[Start DATASET]
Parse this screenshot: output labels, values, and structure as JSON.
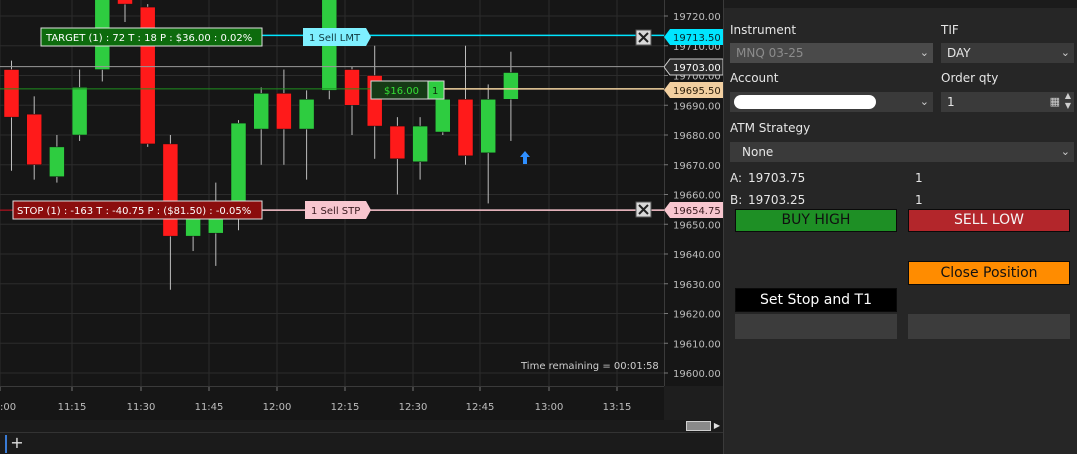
{
  "chart": {
    "price_ticks": [
      "19720.00",
      "19710.00",
      "19700.00",
      "19690.00",
      "19680.00",
      "19670.00",
      "19660.00",
      "19650.00",
      "19640.00",
      "19630.00",
      "19620.00",
      "19610.00",
      "19600.00"
    ],
    "time_ticks": [
      ":00",
      "11:15",
      "11:30",
      "11:45",
      "12:00",
      "12:15",
      "12:30",
      "12:45",
      "13:00",
      "13:15"
    ],
    "time_remaining": "Time remaining = 00:01:58",
    "target_label": "TARGET (1) : 72 T : 18 P : $36.00 : 0.02%",
    "stop_label": "STOP (1) : -163 T : -40.75 P : ($81.50) : -0.05%",
    "sell_lmt_label": "1  Sell LMT",
    "sell_stp_label": "1  Sell STP",
    "position_pnl": "$16.00",
    "position_qty": "1",
    "tag_sell_lmt_price": "19713.50",
    "tag_last_price": "19703.00",
    "tag_avg_price": "19695.50",
    "tag_stop_price": "19654.75",
    "colors": {
      "up": "#2ecc40",
      "down": "#ff1a1a",
      "target": "#00e5ff",
      "stop": "#f8c6cf",
      "avg": "#f2cfa0",
      "last": "#2b2b2b"
    },
    "candles": [
      {
        "o": 19702,
        "h": 19705,
        "l": 19668,
        "c": 19686
      },
      {
        "o": 19687,
        "h": 19693,
        "l": 19665,
        "c": 19670
      },
      {
        "o": 19666,
        "h": 19680,
        "l": 19664,
        "c": 19676
      },
      {
        "o": 19680,
        "h": 19702,
        "l": 19678,
        "c": 19696
      },
      {
        "o": 19702,
        "h": 19738,
        "l": 19698,
        "c": 19734
      },
      {
        "o": 19736,
        "h": 19740,
        "l": 19718,
        "c": 19724
      },
      {
        "o": 19723,
        "h": 19724,
        "l": 19676,
        "c": 19677
      },
      {
        "o": 19677,
        "h": 19680,
        "l": 19628,
        "c": 19646
      },
      {
        "o": 19646,
        "h": 19654,
        "l": 19641,
        "c": 19654
      },
      {
        "o": 19647,
        "h": 19664,
        "l": 19636,
        "c": 19657
      },
      {
        "o": 19655,
        "h": 19685,
        "l": 19648,
        "c": 19684
      },
      {
        "o": 19682,
        "h": 19696,
        "l": 19670,
        "c": 19694
      },
      {
        "o": 19694,
        "h": 19702,
        "l": 19670,
        "c": 19682
      },
      {
        "o": 19682,
        "h": 19695,
        "l": 19665,
        "c": 19692
      },
      {
        "o": 19695,
        "h": 19735,
        "l": 19692,
        "c": 19734
      },
      {
        "o": 19702,
        "h": 19703,
        "l": 19680,
        "c": 19690
      },
      {
        "o": 19700,
        "h": 19710,
        "l": 19672,
        "c": 19683
      },
      {
        "o": 19683,
        "h": 19686,
        "l": 19660,
        "c": 19672
      },
      {
        "o": 19671,
        "h": 19686,
        "l": 19665,
        "c": 19683
      },
      {
        "o": 19681,
        "h": 19697,
        "l": 19680,
        "c": 19692
      },
      {
        "o": 19692,
        "h": 19710,
        "l": 19670,
        "c": 19673
      },
      {
        "o": 19674,
        "h": 19697,
        "l": 19657,
        "c": 19692
      },
      {
        "o": 19692,
        "h": 19708,
        "l": 19678,
        "c": 19701
      }
    ]
  },
  "order_entry": {
    "instrument_label": "Instrument",
    "instrument_value": "MNQ 03-25",
    "tif_label": "TIF",
    "tif_value": "DAY",
    "account_label": "Account",
    "account_value": "",
    "order_qty_label": "Order qty",
    "order_qty_value": "1",
    "atm_label": "ATM Strategy",
    "atm_value": "None",
    "ask_label": "A:",
    "ask_price": "19703.75",
    "ask_size": "1",
    "bid_label": "B:",
    "bid_price": "19703.25",
    "bid_size": "1",
    "buy_label": "BUY HIGH",
    "sell_label": "SELL LOW",
    "close_label": "Close Position",
    "stop_t1_label": "Set Stop and T1"
  }
}
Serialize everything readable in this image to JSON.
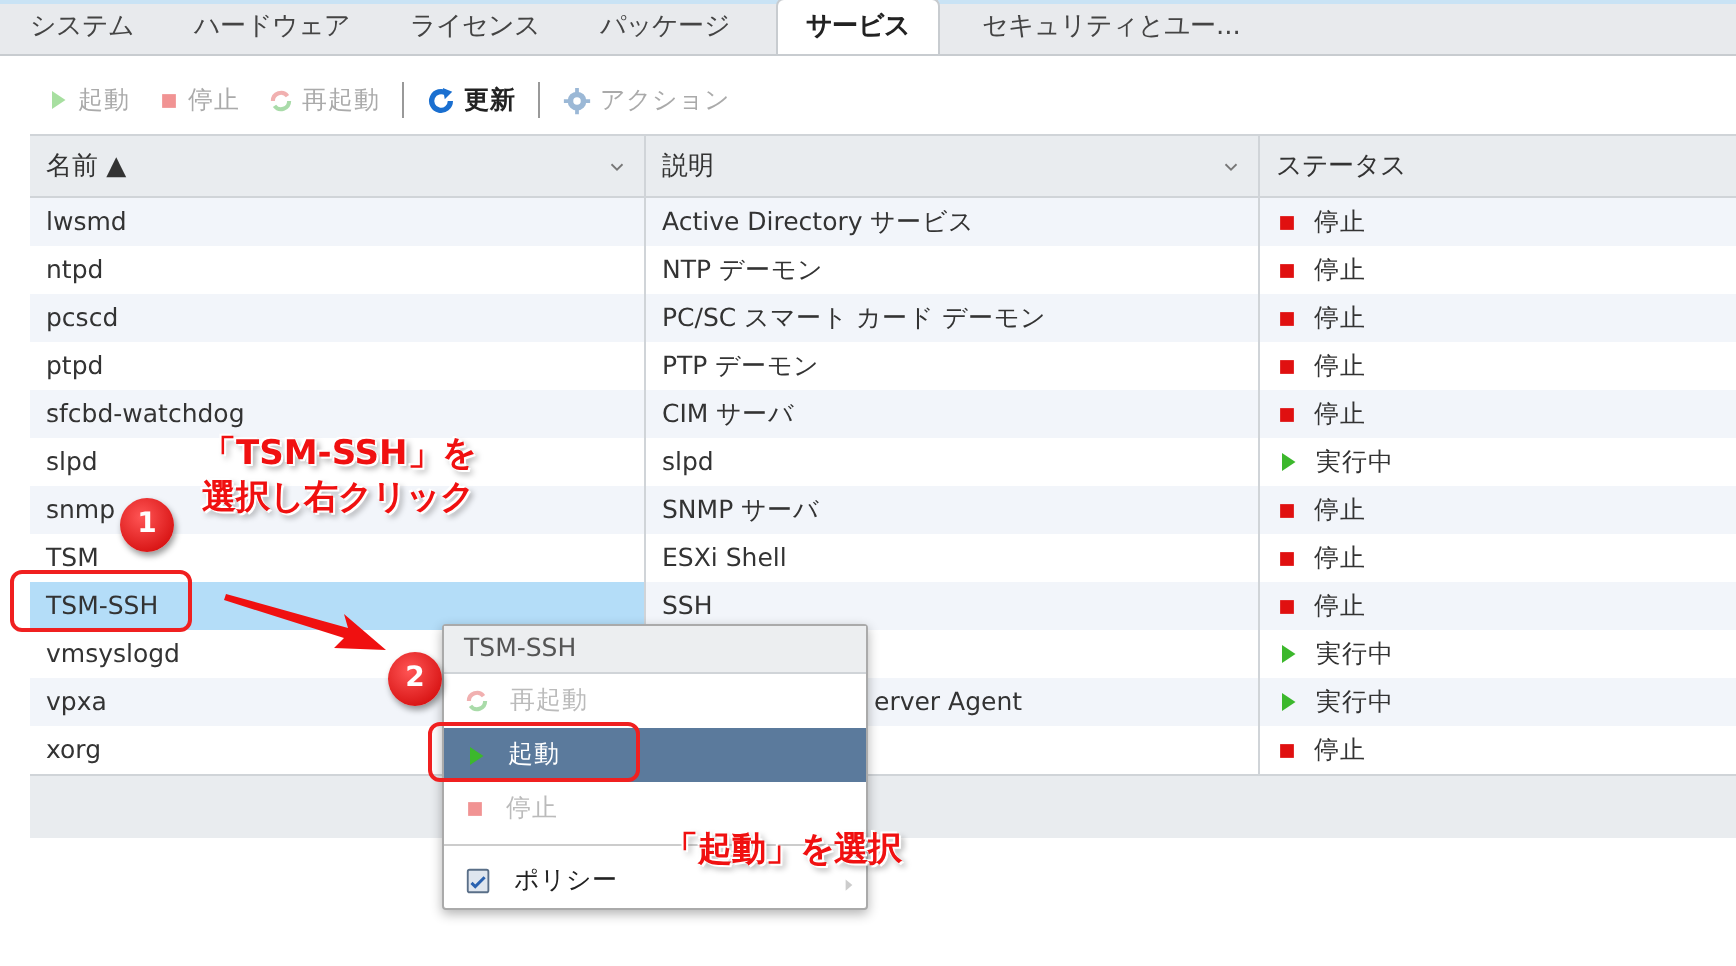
[End DATASET]
## WRITTEN REQUEST
Copy the records word for word, leaving no picture in the copy.

## RESULT
Parse this screenshot: output labels, values, and structure as JSON.
{
  "chart": {
    "price_ticks": [
      "19720.00",
      "19710.00",
      "19700.00",
      "19690.00",
      "19680.00",
      "19670.00",
      "19660.00",
      "19650.00",
      "19640.00",
      "19630.00",
      "19620.00",
      "19610.00",
      "19600.00"
    ],
    "time_ticks": [
      ":00",
      "11:15",
      "11:30",
      "11:45",
      "12:00",
      "12:15",
      "12:30",
      "12:45",
      "13:00",
      "13:15"
    ],
    "time_remaining": "Time remaining = 00:01:58",
    "target_label": "TARGET (1) : 72 T : 18 P : $36.00 : 0.02%",
    "stop_label": "STOP (1) : -163 T : -40.75 P : ($81.50) : -0.05%",
    "sell_lmt_label": "1  Sell LMT",
    "sell_stp_label": "1  Sell STP",
    "position_pnl": "$16.00",
    "position_qty": "1",
    "tag_sell_lmt_price": "19713.50",
    "tag_last_price": "19703.00",
    "tag_avg_price": "19695.50",
    "tag_stop_price": "19654.75",
    "colors": {
      "up": "#2ecc40",
      "down": "#ff1a1a",
      "target": "#00e5ff",
      "stop": "#f8c6cf",
      "avg": "#f2cfa0",
      "last": "#2b2b2b"
    },
    "candles": [
      {
        "o": 19702,
        "h": 19705,
        "l": 19668,
        "c": 19686
      },
      {
        "o": 19687,
        "h": 19693,
        "l": 19665,
        "c": 19670
      },
      {
        "o": 19666,
        "h": 19680,
        "l": 19664,
        "c": 19676
      },
      {
        "o": 19680,
        "h": 19702,
        "l": 19678,
        "c": 19696
      },
      {
        "o": 19702,
        "h": 19738,
        "l": 19698,
        "c": 19734
      },
      {
        "o": 19736,
        "h": 19740,
        "l": 19718,
        "c": 19724
      },
      {
        "o": 19723,
        "h": 19724,
        "l": 19676,
        "c": 19677
      },
      {
        "o": 19677,
        "h": 19680,
        "l": 19628,
        "c": 19646
      },
      {
        "o": 19646,
        "h": 19654,
        "l": 19641,
        "c": 19654
      },
      {
        "o": 19647,
        "h": 19664,
        "l": 19636,
        "c": 19657
      },
      {
        "o": 19655,
        "h": 19685,
        "l": 19648,
        "c": 19684
      },
      {
        "o": 19682,
        "h": 19696,
        "l": 19670,
        "c": 19694
      },
      {
        "o": 19694,
        "h": 19702,
        "l": 19670,
        "c": 19682
      },
      {
        "o": 19682,
        "h": 19695,
        "l": 19665,
        "c": 19692
      },
      {
        "o": 19695,
        "h": 19735,
        "l": 19692,
        "c": 19734
      },
      {
        "o": 19702,
        "h": 19703,
        "l": 19680,
        "c": 19690
      },
      {
        "o": 19700,
        "h": 19710,
        "l": 19672,
        "c": 19683
      },
      {
        "o": 19683,
        "h": 19686,
        "l": 19660,
        "c": 19672
      },
      {
        "o": 19671,
        "h": 19686,
        "l": 19665,
        "c": 19683
      },
      {
        "o": 19681,
        "h": 19697,
        "l": 19680,
        "c": 19692
      },
      {
        "o": 19692,
        "h": 19710,
        "l": 19670,
        "c": 19673
      },
      {
        "o": 19674,
        "h": 19697,
        "l": 19657,
        "c": 19692
      },
      {
        "o": 19692,
        "h": 19708,
        "l": 19678,
        "c": 19701
      }
    ]
  },
  "order_entry": {
    "instrument_label": "Instrument",
    "instrument_value": "MNQ 03-25",
    "tif_label": "TIF",
    "tif_value": "DAY",
    "account_label": "Account",
    "account_value": "",
    "order_qty_label": "Order qty",
    "order_qty_value": "1",
    "atm_label": "ATM Strategy",
    "atm_value": "None",
    "ask_label": "A:",
    "ask_price": "19703.75",
    "ask_size": "1",
    "bid_label": "B:",
    "bid_price": "19703.25",
    "bid_size": "1",
    "buy_label": "BUY HIGH",
    "sell_label": "SELL LOW",
    "close_label": "Close Position",
    "stop_t1_label": "Set Stop and T1"
  }
}
Serialize everything readable in this image to JSON.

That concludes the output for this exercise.